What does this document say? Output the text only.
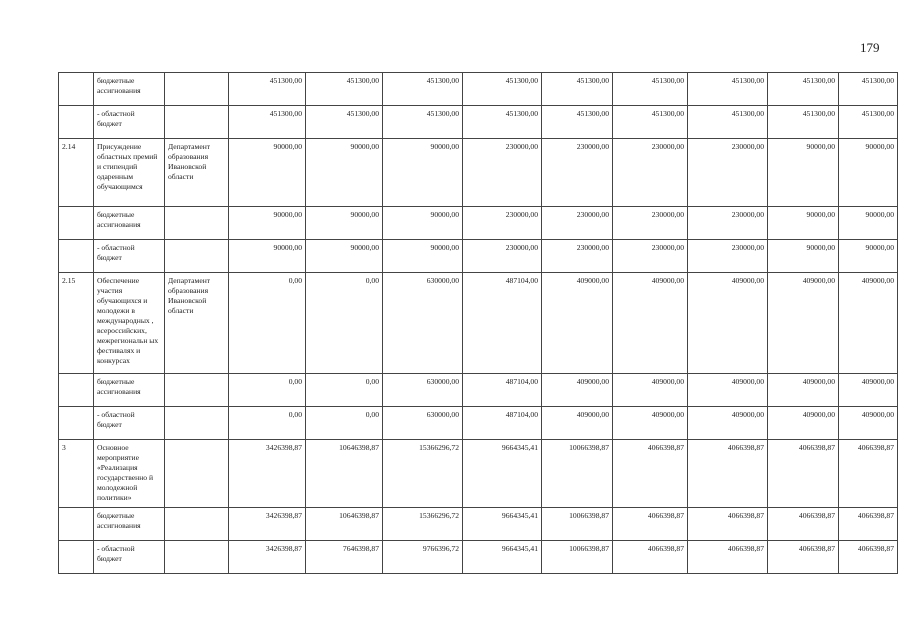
179
	бюджетные ассигнования		451300,00	451300,00	451300,00	451300,00	451300,00	451300,00	451300,00	451300,00	451300,00
	- областной бюджет		451300,00	451300,00	451300,00	451300,00	451300,00	451300,00	451300,00	451300,00	451300,00
2.14	Присуждение областных премий и стипендий одаренным обучающимся	Департамент образования Ивановской области	90000,00	90000,00	90000,00	230000,00	230000,00	230000,00	230000,00	90000,00	90000,00
	бюджетные ассигнования		90000,00	90000,00	90000,00	230000,00	230000,00	230000,00	230000,00	90000,00	90000,00
	- областной бюджет		90000,00	90000,00	90000,00	230000,00	230000,00	230000,00	230000,00	90000,00	90000,00
2.15	Обеспечение участия обучающихся и молодежи в международных , всероссийских, межрегиональн ых фестивалях и конкурсах	Департамент образования Ивановской области	0,00	0,00	630000,00	487104,00	409000,00	409000,00	409000,00	409000,00	409000,00
	бюджетные ассигнования		0,00	0,00	630000,00	487104,00	409000,00	409000,00	409000,00	409000,00	409000,00
	- областной бюджет		0,00	0,00	630000,00	487104,00	409000,00	409000,00	409000,00	409000,00	409000,00
3	Основное мероприятие «Реализация государственно й молодежной политики»		3426398,87	10646398,87	15366296,72	9664345,41	10066398,87	4066398,87	4066398,87	4066398,87	4066398,87
	бюджетные ассигнования		3426398,87	10646398,87	15366296,72	9664345,41	10066398,87	4066398,87	4066398,87	4066398,87	4066398,87
	- областной бюджет		3426398,87	7646398,87	9766396,72	9664345,41	10066398,87	4066398,87	4066398,87	4066398,87	4066398,87
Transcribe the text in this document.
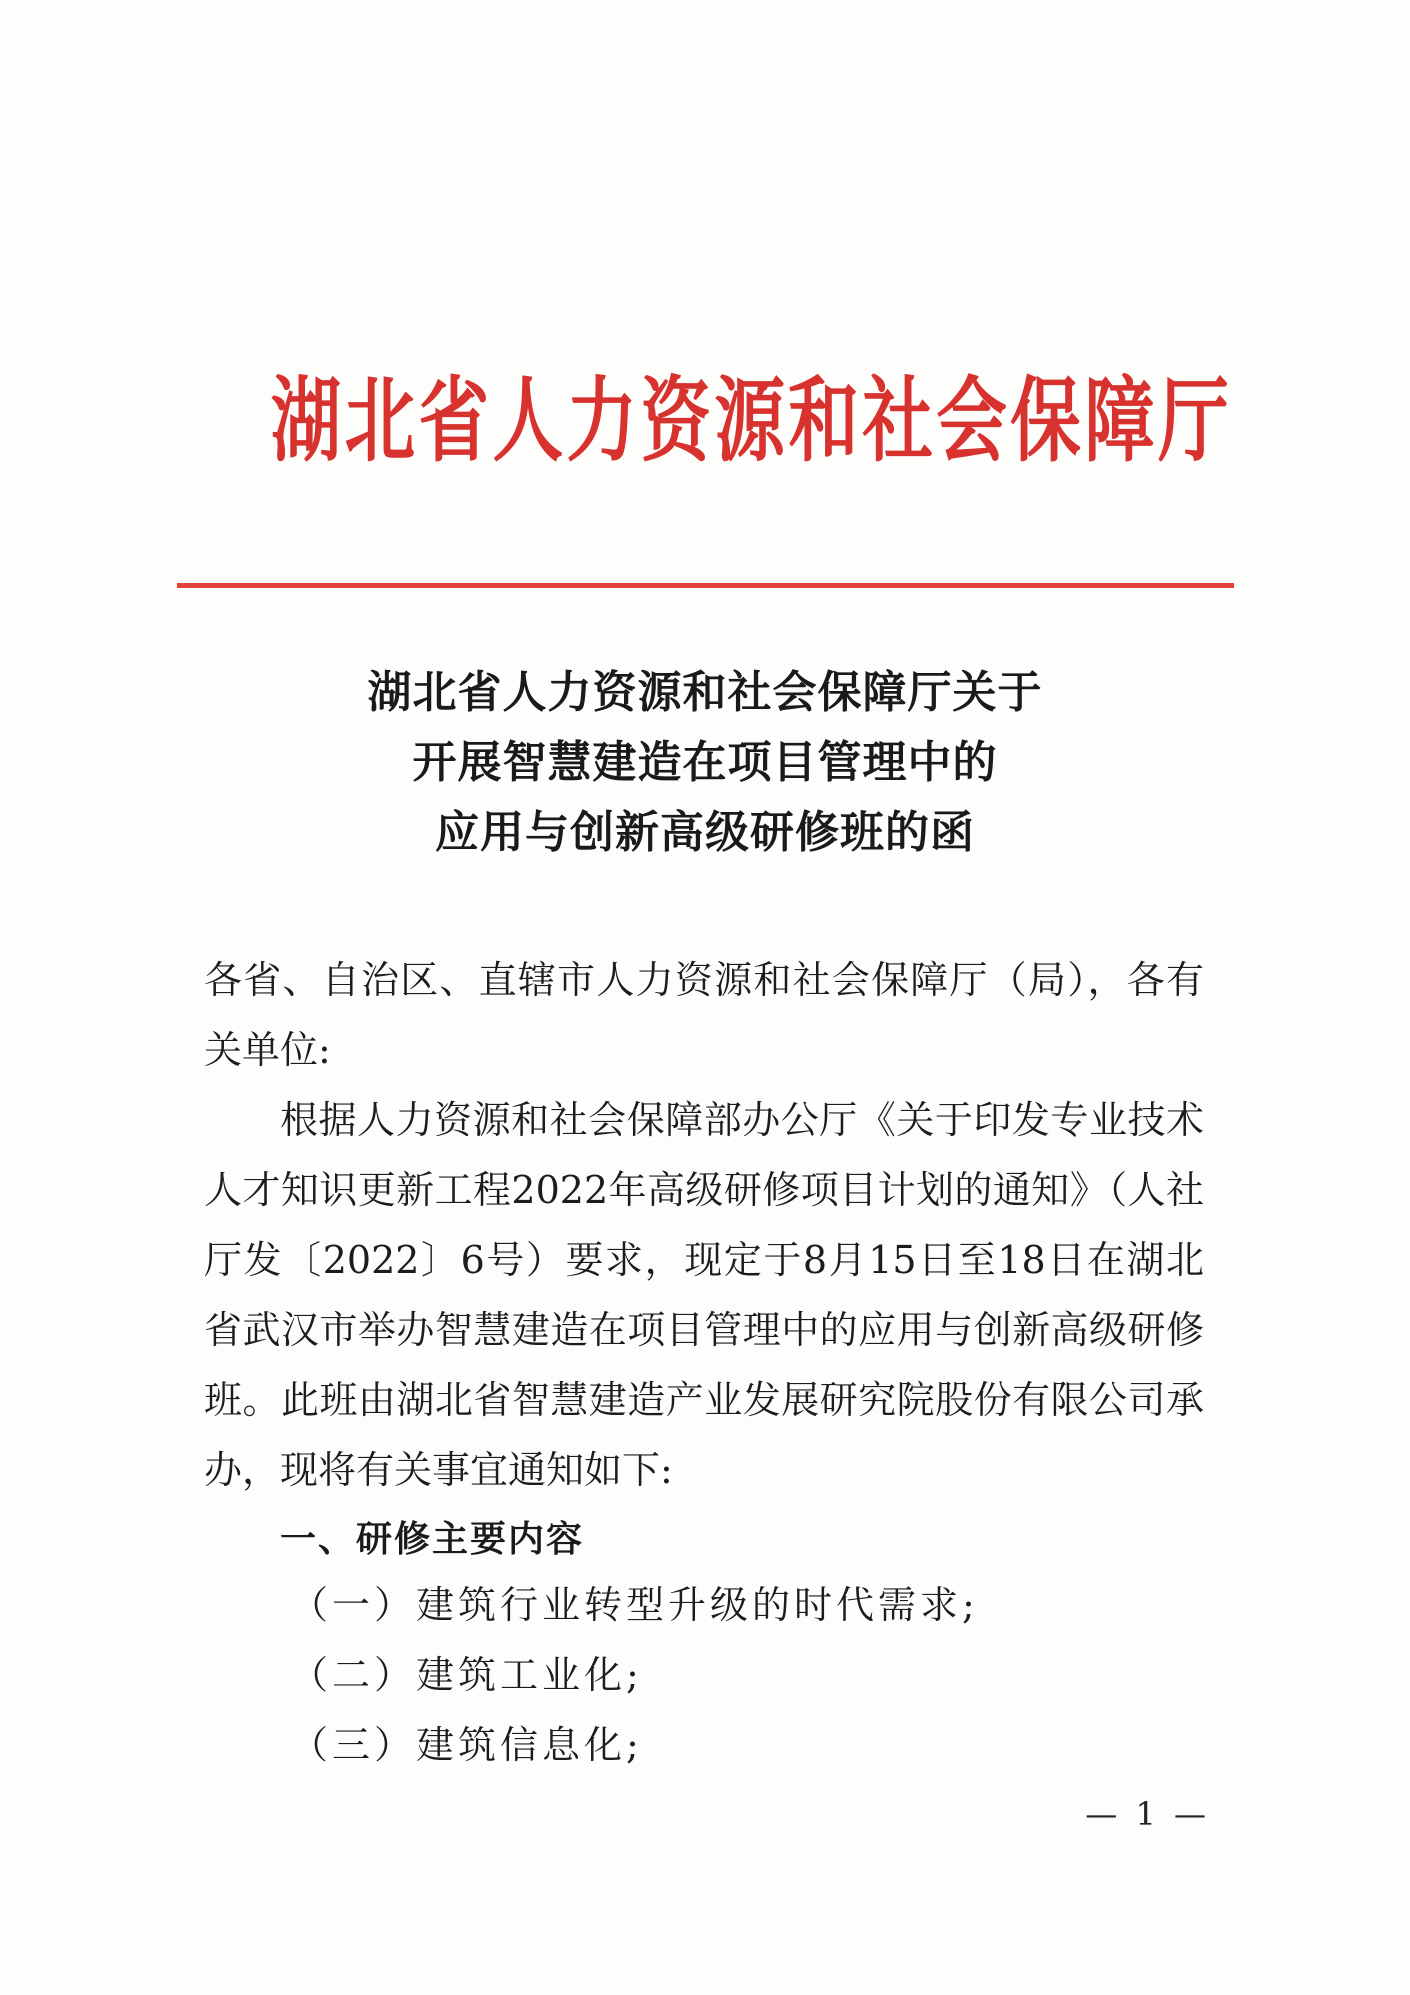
湖北省人力资源和社会保障厅
湖北省人力资源和社会保障厅关于
开展智慧建造在项目管理中的
应用与创新高级研修班的函
各省、自治区、直辖市人力资源和社会保障厅（局），各有关单位:
根据人力资源和社会保障部办公厅《关于印发专业技术人才知识更新工程2022年高级研修项目计划的通知》（人社厅发〔2022〕6号）要求，现定于8月15日至18日在湖北省武汉市举办智慧建造在项目管理中的应用与创新高级研修班。此班由湖北省智慧建造产业发展研究院股份有限公司承办，现将有关事宜通知如下:
一、研修主要内容
（一）建筑行业转型升级的时代需求;
（二）建筑工业化;
（三）建筑信息化;
— 1 —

--------------------

Objective:
Please write out the material from the line containing "Transcribe the text in this document." to its final line, both inclusive, exactly as it appears; pictures are not part of the copy.

Completed exercise:
Transcribe the text in this document.
湖北省人力资源和社会保障厅
湖北省人力资源和社会保障厅关于
开展智慧建造在项目管理中的
应用与创新高级研修班的函
各省、自治区、直辖市人力资源和社会保障厅（局），各有关单位:
根据人力资源和社会保障部办公厅《关于印发专业技术人才知识更新工程2022年高级研修项目计划的通知》（人社厅发〔2022〕6号）要求，现定于8月15日至18日在湖北省武汉市举办智慧建造在项目管理中的应用与创新高级研修班。此班由湖北省智慧建造产业发展研究院股份有限公司承办，现将有关事宜通知如下:
一、研修主要内容
（一）建筑行业转型升级的时代需求;
（二）建筑工业化;
（三）建筑信息化;
— 1 —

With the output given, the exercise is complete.